Data items:

↓

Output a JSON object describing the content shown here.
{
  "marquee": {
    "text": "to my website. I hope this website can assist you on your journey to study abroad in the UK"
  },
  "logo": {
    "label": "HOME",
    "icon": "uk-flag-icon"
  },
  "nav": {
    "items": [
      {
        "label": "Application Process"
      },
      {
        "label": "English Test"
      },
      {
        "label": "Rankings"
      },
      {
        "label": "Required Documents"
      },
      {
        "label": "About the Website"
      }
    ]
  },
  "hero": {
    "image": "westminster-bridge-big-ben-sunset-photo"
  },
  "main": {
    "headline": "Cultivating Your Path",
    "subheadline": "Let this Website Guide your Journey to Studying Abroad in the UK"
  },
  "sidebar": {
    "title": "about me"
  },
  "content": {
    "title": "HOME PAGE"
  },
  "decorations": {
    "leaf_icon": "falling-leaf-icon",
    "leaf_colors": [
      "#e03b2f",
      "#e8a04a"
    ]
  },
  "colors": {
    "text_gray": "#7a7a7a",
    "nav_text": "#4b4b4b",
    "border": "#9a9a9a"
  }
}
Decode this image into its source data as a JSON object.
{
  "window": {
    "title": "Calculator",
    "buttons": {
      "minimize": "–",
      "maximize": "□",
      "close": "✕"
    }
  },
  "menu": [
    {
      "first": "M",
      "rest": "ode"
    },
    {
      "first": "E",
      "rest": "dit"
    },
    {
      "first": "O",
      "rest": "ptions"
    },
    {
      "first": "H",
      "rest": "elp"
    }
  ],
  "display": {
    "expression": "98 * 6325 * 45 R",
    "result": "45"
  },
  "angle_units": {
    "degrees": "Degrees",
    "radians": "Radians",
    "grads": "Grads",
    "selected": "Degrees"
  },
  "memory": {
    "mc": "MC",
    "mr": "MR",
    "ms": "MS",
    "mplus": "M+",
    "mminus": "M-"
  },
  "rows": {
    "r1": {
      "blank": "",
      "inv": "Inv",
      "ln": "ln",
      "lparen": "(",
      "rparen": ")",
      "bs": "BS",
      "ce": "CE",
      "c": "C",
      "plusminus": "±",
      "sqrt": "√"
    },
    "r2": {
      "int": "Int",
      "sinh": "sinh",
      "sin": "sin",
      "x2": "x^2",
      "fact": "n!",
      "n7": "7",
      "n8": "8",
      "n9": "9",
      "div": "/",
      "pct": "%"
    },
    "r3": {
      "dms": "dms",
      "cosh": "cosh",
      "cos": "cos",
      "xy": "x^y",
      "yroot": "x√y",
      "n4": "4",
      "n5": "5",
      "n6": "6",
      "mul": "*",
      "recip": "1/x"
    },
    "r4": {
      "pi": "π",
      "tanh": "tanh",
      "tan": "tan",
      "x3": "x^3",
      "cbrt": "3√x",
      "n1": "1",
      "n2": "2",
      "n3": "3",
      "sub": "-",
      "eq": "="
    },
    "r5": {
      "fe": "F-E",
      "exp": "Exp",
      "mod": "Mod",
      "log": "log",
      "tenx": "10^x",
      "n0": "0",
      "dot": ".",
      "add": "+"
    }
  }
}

↑
↓

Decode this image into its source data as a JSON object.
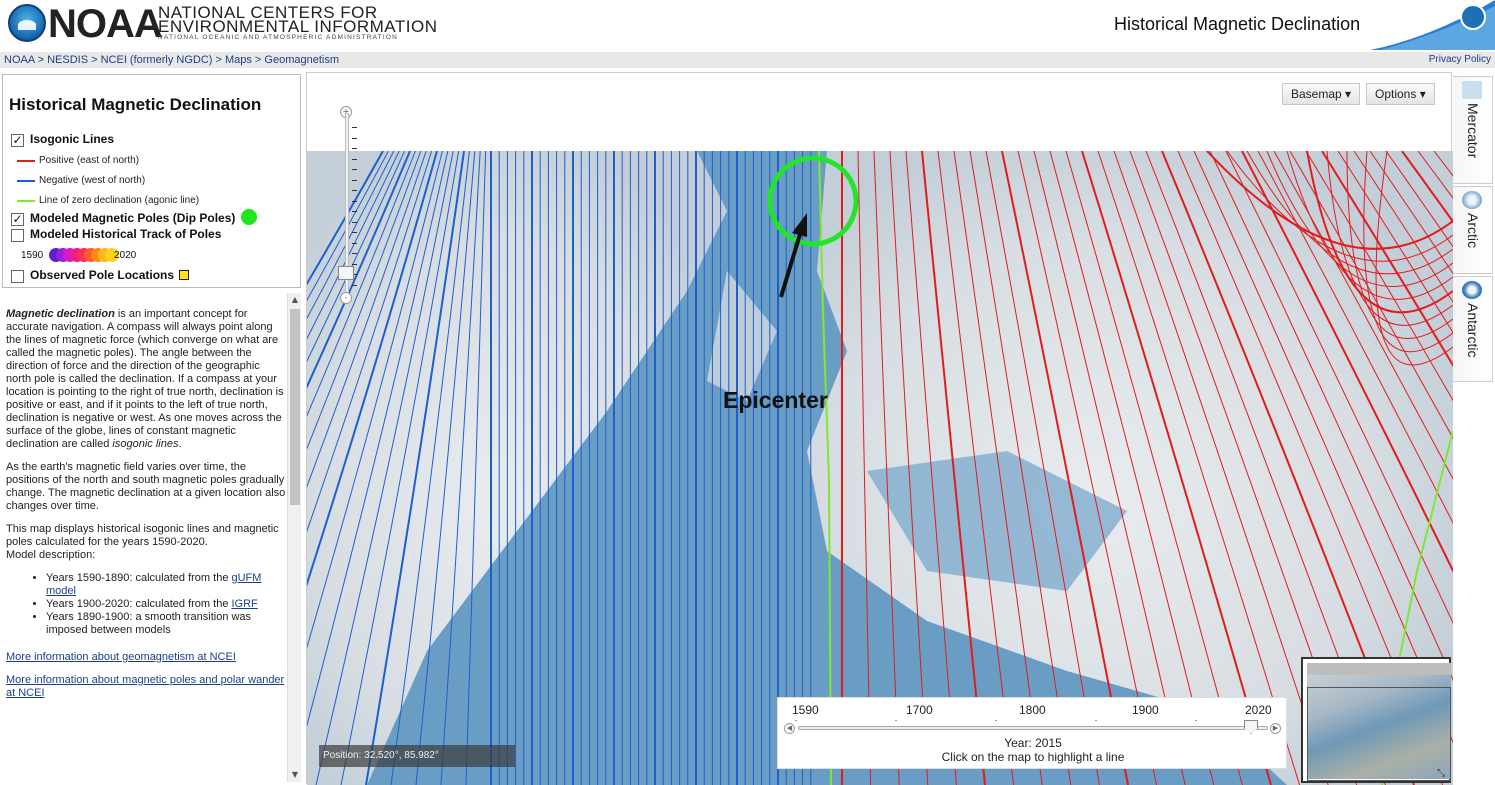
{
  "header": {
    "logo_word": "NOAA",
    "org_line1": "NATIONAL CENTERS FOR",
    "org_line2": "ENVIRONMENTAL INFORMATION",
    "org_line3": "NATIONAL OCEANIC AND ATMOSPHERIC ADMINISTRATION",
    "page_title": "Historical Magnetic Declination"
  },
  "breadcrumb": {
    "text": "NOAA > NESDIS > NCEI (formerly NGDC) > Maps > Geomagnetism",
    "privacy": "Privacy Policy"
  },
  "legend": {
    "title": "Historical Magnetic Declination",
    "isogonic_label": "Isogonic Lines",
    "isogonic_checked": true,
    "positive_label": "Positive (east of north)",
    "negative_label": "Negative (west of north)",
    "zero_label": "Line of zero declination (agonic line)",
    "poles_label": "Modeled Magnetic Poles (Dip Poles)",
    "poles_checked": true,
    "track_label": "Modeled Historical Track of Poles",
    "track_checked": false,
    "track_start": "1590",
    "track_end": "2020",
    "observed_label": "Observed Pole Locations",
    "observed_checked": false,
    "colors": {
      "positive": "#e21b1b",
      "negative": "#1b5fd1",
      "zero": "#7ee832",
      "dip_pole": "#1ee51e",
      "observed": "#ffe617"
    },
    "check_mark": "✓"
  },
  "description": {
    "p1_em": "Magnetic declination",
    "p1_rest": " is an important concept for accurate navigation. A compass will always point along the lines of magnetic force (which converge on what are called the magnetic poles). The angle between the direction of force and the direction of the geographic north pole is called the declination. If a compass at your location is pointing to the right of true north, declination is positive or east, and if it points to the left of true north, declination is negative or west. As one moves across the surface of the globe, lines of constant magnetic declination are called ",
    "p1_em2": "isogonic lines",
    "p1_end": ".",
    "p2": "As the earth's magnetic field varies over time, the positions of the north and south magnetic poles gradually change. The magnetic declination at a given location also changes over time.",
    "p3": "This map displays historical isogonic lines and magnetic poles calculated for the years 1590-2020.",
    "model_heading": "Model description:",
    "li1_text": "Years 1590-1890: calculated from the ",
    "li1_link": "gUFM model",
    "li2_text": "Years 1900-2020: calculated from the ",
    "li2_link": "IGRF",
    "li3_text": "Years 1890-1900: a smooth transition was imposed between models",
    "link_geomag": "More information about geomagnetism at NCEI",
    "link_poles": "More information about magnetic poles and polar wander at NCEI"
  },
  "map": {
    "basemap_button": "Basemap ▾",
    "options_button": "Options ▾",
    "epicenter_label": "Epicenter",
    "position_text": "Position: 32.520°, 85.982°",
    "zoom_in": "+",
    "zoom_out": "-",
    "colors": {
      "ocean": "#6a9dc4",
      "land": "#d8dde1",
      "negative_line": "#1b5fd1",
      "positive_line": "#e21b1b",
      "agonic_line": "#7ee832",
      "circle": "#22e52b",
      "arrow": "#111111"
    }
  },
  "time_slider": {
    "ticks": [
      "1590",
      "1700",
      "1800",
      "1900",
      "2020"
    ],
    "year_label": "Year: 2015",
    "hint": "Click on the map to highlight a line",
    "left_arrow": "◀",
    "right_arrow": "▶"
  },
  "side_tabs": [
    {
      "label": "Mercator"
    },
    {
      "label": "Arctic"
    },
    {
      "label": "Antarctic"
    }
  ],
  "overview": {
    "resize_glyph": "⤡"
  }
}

↑

Challenge:
Find the word "NOAA" in the records and pull out each line that has it.

The output:
    "logo_word": "NOAA",
    "text": "NOAA > NESDIS > NCEI (formerly NGDC) > Maps > Geomagnetism",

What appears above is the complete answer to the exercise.